> [Task]: Could you quote the emotional regulation text word for word, starting at "Emotional regulation is" and ending at "with our partner."?

> [Source extract]:
* * * * * * * * *
Emotional Regulation: A Dance Between Partners

Emotional regulation is the ability to identify, navigate, and respond to our emotional experience. Dr. Sue Johnson, creator of Emotionally Focused Couples Therapy (EFT), illuminates how interactions between partners are like a dynamic dance– each partner’s feelings and reactions naturally influence the other. Our nervous systems are always in communication with one another; When one partner reacts quickly to perceived criticism, the other may respond by escalating, each feeding off the other’s stress without intending to. If one partner withdraws during a difficult conversation, the other may feel rejected and increase their efforts to be noticed, which can unintentionally raise the emotional temperature. Understanding these patterns is the first step toward shifting them. The second step is learning to regulate ourselves, and co-regulate with our partner.

So, what does emotional regulation look like? It starts with building self-awareness through noticing our emotional cues.

  • Noticing when your heart rate rises.

  • Feeling tension in your chest or jaw.

  • Recognizing the urge to interrupt, defend, or withdraw.

From here, we can build the practice of pausing, breathing, and working to respond rather than react

Practical Tips to Exercise Emotional Regulation in Communication

  • Track your physical cues: Pay attention to signs like a racing heart or muscle tension. These are gentle signals to pause or slow down.

  • Take a break—intentionally: Use a signal like, “How you feel is important to me, but I need a few minutes to calm down so I show up in the way I want to here. Can we come back to this in 20 minutes?” 

Doctors John and Julie Gottman recommend at least 20 minutes to allow the body to return to baseline, though suggest coming back together within 24 hours.

  • Reflect instead of react: Ask yourself, “What’s happening inside me right now? Am I making any assumptions about my partner? What story am I telling myself here?”

  • Get curious, not critical: Wonder about your partner’s internal state. 

“You always shut down when I try to talk to you!” → “You seem distant, are you okay? What’s coming up for you?”
* * * * * * * * *
> [Provided material]:
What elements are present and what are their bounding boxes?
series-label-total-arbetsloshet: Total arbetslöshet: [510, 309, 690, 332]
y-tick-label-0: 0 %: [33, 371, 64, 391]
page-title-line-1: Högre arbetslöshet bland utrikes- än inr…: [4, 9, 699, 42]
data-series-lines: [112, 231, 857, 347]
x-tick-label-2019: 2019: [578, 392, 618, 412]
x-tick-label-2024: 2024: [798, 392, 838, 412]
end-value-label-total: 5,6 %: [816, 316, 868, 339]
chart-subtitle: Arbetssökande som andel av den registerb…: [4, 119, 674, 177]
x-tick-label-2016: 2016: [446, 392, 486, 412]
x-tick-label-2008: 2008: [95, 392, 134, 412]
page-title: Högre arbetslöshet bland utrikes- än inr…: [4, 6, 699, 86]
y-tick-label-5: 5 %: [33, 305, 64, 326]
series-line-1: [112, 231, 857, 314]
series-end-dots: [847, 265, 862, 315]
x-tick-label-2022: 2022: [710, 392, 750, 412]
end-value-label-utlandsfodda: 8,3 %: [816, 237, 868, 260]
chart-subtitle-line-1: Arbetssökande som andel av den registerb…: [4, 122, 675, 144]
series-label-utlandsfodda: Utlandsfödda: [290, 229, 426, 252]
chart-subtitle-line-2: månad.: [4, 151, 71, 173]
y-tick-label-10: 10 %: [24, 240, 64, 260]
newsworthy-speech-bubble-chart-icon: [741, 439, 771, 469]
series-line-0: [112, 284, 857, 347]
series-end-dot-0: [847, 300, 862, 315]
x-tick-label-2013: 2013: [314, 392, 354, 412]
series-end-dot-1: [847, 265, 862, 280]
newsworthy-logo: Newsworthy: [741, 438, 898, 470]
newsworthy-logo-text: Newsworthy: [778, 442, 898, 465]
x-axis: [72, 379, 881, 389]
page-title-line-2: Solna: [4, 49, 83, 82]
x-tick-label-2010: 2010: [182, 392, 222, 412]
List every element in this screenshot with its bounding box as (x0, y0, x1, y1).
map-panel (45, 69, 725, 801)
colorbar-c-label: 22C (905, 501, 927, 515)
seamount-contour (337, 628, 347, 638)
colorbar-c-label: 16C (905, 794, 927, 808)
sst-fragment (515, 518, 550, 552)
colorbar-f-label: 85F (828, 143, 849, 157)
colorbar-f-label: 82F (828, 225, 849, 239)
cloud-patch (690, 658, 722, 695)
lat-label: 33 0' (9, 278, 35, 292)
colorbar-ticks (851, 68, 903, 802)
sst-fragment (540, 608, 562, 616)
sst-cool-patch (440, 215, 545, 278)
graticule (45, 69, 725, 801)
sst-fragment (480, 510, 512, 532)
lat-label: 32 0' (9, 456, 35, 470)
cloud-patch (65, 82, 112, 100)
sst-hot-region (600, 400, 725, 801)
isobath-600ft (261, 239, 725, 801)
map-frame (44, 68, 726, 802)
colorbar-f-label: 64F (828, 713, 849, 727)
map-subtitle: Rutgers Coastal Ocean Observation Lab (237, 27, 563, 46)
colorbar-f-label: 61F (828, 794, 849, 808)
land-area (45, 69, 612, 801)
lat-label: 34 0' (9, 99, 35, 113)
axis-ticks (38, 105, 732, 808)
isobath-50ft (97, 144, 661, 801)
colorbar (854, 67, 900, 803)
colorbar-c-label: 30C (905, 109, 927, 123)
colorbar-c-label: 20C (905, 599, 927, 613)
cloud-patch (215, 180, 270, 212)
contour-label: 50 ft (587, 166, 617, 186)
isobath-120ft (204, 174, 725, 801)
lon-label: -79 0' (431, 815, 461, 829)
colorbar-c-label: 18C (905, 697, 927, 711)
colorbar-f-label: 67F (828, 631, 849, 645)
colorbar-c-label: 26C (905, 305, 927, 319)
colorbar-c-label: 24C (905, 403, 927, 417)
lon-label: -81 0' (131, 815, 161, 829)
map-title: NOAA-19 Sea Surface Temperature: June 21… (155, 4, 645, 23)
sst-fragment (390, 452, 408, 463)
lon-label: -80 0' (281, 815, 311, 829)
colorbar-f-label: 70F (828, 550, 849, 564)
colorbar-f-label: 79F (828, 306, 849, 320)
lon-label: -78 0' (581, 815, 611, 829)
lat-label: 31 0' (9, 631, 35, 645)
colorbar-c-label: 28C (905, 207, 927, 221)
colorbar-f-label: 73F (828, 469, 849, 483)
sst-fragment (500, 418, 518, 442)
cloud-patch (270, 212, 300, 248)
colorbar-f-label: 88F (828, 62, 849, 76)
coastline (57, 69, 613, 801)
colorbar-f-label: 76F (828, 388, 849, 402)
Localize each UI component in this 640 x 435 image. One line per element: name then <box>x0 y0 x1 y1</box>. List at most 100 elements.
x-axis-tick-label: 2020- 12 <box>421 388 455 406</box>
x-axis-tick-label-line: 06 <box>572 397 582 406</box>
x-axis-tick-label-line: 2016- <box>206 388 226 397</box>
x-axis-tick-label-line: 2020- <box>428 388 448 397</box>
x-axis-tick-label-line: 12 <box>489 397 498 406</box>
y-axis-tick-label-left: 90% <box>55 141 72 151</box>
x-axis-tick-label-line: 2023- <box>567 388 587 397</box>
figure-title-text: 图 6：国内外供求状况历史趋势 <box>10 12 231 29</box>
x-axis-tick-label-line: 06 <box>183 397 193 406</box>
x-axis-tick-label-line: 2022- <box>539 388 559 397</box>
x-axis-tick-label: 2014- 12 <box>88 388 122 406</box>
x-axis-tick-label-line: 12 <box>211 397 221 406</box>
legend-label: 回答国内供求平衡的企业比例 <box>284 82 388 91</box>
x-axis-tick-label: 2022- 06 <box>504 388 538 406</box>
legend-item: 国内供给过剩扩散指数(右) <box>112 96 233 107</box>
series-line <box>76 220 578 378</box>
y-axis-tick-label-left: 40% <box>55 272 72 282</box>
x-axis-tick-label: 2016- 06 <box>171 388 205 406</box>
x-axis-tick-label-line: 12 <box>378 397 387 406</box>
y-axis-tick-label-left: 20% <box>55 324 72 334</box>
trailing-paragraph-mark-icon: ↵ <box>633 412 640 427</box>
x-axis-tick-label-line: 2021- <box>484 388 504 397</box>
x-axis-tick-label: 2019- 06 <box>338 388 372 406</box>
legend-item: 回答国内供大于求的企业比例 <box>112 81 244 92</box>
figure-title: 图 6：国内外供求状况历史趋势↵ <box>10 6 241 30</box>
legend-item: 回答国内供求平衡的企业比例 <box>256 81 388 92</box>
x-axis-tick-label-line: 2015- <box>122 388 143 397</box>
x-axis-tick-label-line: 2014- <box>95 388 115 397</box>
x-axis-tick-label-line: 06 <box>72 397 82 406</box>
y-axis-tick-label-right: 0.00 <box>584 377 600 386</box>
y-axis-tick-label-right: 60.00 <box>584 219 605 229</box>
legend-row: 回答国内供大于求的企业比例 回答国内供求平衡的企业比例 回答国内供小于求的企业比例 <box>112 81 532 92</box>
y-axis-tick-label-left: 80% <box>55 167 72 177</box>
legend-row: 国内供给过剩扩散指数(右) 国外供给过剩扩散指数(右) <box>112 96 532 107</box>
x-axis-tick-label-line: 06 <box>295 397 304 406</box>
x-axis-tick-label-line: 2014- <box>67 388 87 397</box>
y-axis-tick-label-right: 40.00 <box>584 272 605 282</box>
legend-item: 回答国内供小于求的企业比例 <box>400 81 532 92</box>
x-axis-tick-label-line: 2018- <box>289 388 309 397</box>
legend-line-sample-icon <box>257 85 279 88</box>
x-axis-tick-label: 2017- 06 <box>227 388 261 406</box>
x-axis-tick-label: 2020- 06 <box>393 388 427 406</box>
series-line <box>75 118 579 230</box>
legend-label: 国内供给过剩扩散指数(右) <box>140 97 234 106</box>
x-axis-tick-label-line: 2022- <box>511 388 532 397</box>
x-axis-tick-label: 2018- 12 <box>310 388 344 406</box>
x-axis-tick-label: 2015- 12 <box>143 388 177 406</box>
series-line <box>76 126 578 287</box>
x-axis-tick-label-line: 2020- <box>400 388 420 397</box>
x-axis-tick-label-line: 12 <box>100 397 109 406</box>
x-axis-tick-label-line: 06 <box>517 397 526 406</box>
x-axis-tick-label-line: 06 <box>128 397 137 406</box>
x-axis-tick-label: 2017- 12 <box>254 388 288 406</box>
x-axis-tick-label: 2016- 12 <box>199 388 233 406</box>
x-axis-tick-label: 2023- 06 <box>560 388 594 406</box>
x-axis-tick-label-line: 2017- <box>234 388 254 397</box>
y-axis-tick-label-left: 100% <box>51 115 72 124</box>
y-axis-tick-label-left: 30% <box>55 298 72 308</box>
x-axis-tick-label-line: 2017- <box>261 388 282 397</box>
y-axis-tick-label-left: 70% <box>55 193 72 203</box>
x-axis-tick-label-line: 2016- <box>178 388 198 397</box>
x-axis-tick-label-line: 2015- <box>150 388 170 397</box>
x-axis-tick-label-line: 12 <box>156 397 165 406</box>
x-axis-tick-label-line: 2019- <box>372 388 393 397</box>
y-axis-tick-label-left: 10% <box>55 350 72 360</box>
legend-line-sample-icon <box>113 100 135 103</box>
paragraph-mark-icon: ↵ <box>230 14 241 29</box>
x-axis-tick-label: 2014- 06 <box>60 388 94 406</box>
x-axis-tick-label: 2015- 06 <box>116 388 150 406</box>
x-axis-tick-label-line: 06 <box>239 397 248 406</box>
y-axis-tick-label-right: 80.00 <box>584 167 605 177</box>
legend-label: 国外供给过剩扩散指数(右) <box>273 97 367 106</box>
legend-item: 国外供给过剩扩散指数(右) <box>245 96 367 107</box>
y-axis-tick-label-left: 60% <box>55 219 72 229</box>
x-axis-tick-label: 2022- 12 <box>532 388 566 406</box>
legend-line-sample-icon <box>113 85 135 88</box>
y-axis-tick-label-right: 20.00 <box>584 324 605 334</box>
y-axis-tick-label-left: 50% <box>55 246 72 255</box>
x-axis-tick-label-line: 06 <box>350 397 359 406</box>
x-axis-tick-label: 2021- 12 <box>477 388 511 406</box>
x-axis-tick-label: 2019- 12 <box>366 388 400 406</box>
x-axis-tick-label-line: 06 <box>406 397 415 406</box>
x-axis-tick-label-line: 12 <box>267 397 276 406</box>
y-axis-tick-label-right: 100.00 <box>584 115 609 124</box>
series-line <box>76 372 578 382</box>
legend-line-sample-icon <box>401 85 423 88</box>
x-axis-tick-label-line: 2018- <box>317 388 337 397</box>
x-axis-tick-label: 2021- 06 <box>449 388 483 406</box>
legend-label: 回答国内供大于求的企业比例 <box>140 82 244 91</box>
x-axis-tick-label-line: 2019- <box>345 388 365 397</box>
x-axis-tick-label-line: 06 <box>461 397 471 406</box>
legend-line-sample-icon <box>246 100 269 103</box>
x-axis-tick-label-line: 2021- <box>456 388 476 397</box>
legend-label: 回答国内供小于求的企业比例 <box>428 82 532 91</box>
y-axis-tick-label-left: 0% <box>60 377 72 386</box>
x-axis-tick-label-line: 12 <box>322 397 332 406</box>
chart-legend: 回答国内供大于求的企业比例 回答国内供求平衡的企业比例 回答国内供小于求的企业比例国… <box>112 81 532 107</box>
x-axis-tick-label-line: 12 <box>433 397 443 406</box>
* * * * * * * * *
> [Answer to the exercise]:
Emotional regulation is the ability to identify, navigate, and respond to our emotional experience. Dr. Sue Johnson, creator of Emotionally Focused Couples Therapy (EFT), illuminates how interactions between partners are like a dynamic dance– each partner’s feelings and reactions naturally influence the other. Our nervous systems are always in communication with one another; When one partner reacts quickly to perceived criticism, the other may respond by escalating, each feeding off the other’s stress without intending to. If one partner withdraws during a difficult conversation, the other may feel rejected and increase their efforts to be noticed, which can unintentionally raise the emotional temperature. Understanding these patterns is the first step toward shifting them. The second step is learning to regulate ourselves, and co-regulate with our partner.